• _WHAT IS BEING ASKED_: Work through the records below and tally every line containing "proxy". Reply with the total alone.

• _RAW RECORDS_:
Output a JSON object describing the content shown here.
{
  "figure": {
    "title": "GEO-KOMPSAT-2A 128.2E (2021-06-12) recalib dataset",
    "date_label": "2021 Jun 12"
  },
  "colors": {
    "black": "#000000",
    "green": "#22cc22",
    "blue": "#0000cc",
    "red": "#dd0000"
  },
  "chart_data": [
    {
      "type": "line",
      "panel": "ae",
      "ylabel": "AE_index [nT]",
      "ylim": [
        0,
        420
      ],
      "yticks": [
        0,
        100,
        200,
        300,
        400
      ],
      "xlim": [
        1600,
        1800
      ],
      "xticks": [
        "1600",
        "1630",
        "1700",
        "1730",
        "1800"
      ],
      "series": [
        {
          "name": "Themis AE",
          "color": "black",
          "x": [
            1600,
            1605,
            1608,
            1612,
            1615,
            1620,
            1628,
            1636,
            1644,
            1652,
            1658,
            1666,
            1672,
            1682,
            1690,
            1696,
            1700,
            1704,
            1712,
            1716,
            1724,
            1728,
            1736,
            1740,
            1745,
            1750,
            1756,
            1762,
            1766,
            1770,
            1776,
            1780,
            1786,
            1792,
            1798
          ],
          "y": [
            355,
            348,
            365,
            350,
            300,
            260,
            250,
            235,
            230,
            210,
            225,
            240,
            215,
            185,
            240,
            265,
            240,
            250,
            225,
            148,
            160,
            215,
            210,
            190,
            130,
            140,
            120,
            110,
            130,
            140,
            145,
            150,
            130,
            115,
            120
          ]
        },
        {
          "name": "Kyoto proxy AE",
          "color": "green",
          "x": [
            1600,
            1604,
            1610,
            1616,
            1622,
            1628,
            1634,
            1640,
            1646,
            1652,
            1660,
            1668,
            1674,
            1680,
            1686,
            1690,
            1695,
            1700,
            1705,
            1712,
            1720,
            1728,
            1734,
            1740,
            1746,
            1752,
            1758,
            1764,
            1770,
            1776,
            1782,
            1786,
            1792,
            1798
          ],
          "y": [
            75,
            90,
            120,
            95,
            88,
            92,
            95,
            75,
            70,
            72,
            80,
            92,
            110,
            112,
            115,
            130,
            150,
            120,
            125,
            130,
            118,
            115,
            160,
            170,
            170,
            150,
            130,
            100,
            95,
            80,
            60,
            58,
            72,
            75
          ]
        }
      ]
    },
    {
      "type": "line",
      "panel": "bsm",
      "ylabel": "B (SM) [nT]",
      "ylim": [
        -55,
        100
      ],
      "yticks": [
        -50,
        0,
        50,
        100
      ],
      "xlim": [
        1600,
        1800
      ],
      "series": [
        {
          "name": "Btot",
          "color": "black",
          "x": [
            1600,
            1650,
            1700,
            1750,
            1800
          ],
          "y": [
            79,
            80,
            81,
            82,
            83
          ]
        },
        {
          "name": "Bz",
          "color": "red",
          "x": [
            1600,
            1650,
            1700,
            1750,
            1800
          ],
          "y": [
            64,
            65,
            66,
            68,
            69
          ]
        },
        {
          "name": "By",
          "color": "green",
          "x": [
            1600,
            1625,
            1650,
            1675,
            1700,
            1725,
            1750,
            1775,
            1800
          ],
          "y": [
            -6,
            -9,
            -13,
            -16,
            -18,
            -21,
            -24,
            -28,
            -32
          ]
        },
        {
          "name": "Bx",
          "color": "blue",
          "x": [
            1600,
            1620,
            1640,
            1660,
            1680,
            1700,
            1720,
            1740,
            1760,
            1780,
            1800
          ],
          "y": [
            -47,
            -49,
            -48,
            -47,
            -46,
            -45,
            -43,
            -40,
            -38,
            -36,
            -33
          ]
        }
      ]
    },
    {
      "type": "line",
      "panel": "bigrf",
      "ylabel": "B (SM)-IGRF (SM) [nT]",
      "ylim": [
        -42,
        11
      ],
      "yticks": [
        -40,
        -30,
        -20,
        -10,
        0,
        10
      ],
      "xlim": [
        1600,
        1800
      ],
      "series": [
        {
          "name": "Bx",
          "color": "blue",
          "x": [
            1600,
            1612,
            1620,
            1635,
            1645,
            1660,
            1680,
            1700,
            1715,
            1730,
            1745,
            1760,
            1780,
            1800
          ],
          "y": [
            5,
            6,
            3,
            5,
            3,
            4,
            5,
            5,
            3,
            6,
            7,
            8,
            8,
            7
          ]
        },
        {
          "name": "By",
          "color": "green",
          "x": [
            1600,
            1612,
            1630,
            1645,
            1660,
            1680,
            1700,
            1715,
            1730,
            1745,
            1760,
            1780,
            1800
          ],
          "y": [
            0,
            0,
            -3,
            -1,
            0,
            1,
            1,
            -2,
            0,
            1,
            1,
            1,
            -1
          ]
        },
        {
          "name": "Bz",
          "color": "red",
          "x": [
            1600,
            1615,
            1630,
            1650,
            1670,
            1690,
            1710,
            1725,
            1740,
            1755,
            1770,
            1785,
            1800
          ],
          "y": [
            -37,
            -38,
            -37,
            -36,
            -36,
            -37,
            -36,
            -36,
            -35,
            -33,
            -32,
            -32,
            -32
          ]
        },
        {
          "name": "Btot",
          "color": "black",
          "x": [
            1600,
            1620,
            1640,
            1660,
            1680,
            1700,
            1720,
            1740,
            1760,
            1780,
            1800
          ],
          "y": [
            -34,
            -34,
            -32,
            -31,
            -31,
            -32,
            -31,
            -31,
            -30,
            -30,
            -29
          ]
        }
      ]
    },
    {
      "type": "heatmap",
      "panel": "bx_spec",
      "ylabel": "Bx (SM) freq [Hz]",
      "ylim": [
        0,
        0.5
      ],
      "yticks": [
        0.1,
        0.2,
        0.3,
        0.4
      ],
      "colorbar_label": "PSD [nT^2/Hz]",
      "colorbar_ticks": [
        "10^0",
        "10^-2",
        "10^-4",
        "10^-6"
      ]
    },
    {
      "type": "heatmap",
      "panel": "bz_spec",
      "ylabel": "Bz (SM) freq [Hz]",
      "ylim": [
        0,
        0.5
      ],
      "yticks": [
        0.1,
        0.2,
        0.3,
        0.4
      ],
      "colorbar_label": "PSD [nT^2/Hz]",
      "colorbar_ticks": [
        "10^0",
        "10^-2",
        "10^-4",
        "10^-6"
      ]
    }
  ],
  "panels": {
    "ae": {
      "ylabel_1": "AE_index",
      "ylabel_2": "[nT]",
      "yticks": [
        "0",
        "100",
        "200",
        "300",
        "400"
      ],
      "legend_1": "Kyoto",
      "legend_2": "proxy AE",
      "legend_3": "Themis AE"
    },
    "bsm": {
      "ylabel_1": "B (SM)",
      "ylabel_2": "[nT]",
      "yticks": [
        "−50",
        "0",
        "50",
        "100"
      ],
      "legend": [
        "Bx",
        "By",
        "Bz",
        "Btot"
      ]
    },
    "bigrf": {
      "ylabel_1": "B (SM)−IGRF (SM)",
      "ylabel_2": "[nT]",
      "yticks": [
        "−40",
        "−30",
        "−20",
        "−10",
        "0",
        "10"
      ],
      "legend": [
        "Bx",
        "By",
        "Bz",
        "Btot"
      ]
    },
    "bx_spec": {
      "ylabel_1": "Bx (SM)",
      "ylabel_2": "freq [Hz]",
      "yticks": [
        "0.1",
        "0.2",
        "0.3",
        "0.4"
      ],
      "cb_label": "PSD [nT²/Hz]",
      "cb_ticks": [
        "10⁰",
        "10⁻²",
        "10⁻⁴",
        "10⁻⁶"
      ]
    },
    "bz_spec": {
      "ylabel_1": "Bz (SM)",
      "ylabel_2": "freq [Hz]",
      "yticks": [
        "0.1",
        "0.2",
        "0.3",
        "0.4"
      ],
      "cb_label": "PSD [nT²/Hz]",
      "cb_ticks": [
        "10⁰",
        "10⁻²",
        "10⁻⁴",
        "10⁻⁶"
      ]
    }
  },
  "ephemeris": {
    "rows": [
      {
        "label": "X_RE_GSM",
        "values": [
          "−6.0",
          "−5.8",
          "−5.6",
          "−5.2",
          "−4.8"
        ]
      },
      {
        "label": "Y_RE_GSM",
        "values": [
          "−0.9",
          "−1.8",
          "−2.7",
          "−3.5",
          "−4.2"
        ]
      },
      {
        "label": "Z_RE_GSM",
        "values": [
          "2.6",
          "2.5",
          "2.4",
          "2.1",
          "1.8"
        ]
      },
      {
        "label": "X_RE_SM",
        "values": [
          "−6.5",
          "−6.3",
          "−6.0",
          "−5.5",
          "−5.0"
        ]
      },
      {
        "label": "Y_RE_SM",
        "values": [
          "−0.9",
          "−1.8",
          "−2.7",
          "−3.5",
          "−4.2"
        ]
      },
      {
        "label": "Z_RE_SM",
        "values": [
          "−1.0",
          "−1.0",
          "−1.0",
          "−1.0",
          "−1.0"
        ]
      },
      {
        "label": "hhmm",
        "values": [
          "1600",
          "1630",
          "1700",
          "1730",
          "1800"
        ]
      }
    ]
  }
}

• _ANSWER FOR THIS EXERCISE_: 2